> [PROMPT] Would you pull out every line of the material that contains the string "data"?

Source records
.....
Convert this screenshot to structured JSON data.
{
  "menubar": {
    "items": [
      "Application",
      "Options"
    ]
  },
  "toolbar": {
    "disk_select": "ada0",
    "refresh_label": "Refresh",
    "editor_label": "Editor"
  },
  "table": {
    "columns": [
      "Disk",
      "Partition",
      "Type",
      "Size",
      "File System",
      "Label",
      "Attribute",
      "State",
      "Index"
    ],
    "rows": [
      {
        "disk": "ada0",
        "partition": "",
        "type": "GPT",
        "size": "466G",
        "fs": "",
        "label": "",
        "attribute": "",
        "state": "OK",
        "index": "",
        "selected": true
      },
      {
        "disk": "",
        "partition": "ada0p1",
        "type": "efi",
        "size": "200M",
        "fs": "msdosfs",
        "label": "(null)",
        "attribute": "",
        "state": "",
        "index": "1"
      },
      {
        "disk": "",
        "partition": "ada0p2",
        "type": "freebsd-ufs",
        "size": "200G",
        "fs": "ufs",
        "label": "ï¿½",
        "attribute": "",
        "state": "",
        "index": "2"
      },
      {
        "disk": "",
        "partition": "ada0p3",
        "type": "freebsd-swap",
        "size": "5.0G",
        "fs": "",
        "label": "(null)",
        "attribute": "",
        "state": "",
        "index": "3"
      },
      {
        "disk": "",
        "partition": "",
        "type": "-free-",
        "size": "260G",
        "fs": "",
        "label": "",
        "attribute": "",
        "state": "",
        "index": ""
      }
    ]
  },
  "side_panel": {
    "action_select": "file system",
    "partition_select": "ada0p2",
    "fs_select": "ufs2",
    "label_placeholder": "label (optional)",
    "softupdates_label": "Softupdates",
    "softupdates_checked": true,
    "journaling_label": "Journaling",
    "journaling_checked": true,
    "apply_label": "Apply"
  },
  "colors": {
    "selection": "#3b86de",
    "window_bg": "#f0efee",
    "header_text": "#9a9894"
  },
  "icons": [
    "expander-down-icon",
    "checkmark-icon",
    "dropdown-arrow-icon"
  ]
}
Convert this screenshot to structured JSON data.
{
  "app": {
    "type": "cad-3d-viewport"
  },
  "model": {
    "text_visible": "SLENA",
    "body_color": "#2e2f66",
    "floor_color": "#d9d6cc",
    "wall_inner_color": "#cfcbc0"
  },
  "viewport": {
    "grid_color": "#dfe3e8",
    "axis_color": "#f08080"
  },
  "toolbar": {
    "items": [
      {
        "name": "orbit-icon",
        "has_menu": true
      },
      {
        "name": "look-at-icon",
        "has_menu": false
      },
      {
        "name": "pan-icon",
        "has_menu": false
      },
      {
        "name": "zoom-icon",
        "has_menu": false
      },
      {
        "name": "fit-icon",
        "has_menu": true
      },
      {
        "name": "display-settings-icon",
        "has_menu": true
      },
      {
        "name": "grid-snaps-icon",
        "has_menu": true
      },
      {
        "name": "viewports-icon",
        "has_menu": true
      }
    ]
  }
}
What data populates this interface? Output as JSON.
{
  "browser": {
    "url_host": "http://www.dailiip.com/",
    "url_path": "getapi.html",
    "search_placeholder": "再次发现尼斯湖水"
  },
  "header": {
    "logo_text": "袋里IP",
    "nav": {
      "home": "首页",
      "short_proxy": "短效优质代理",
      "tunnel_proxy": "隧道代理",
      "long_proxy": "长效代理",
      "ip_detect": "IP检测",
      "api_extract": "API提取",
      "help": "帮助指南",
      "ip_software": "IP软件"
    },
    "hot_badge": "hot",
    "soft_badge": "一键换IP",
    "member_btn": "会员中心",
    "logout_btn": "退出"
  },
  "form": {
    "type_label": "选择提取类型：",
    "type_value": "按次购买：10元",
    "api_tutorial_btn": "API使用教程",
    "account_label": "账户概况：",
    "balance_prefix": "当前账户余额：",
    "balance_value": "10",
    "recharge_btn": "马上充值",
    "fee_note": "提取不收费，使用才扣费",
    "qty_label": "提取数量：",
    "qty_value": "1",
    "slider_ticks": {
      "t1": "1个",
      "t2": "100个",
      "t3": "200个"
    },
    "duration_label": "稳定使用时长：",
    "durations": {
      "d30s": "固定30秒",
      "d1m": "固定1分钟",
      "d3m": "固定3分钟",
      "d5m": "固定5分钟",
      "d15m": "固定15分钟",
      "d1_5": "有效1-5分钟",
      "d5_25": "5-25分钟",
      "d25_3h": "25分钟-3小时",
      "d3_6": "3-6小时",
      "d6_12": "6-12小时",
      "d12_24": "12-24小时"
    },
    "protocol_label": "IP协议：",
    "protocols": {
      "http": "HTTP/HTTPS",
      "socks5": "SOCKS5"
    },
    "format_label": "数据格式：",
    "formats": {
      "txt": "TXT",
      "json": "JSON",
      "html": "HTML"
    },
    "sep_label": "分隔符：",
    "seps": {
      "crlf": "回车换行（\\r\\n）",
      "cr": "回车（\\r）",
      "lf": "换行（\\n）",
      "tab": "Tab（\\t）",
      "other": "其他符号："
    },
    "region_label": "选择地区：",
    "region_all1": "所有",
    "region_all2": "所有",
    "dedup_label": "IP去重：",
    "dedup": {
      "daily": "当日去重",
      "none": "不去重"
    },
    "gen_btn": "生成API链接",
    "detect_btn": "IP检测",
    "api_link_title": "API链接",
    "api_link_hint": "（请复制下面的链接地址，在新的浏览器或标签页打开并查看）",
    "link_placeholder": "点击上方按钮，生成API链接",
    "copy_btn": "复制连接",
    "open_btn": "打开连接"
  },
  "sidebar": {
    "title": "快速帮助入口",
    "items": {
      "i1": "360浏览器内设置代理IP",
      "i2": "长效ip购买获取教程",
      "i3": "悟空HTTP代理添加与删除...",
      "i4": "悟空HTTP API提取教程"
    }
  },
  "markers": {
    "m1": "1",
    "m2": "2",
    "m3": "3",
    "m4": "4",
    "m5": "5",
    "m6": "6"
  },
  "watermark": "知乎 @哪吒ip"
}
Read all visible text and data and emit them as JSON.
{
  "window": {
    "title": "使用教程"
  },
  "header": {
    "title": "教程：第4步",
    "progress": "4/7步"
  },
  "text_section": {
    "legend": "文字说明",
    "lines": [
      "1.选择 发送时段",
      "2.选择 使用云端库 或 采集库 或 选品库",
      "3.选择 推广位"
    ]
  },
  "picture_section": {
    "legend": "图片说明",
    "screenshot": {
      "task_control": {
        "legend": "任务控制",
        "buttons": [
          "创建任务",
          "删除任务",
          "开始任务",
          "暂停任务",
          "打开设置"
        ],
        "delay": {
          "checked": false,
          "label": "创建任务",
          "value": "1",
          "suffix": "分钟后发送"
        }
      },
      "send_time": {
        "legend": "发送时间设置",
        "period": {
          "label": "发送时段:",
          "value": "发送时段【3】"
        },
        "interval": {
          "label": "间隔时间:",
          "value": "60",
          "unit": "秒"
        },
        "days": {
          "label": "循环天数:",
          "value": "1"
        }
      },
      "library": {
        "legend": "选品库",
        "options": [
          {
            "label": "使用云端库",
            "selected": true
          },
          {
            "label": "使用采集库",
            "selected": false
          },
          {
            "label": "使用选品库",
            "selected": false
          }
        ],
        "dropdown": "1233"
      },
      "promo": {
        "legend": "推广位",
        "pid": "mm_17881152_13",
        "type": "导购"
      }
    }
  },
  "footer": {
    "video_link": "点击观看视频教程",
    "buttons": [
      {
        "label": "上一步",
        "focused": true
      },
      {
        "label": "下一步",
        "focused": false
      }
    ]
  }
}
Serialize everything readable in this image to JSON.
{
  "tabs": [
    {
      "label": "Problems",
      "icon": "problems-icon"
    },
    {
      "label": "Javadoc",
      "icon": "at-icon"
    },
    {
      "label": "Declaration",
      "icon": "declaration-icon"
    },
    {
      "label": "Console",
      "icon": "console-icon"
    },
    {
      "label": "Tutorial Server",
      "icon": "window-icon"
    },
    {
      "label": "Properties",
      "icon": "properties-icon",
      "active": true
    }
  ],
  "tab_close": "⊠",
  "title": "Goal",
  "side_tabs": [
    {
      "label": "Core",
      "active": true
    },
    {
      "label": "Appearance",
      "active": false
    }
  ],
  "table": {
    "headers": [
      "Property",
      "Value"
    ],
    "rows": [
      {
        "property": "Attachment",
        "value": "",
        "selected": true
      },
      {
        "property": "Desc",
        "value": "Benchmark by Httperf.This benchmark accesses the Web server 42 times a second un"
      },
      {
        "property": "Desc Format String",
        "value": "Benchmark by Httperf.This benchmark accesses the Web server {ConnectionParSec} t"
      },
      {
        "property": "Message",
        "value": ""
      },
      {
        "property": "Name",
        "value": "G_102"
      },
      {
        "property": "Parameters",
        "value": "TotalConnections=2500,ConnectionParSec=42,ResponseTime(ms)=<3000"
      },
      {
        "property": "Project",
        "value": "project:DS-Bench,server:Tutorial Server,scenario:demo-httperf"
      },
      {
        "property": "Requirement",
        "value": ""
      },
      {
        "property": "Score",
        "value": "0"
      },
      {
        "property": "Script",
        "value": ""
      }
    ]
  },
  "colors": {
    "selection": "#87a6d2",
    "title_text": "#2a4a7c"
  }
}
.....
> [WRITTEN ANSWER]
Convert this screenshot to structured JSON data.
Convert this screenshot to structured JSON data.
What data populates this interface? Output as JSON.
Read all visible text and data and emit them as JSON.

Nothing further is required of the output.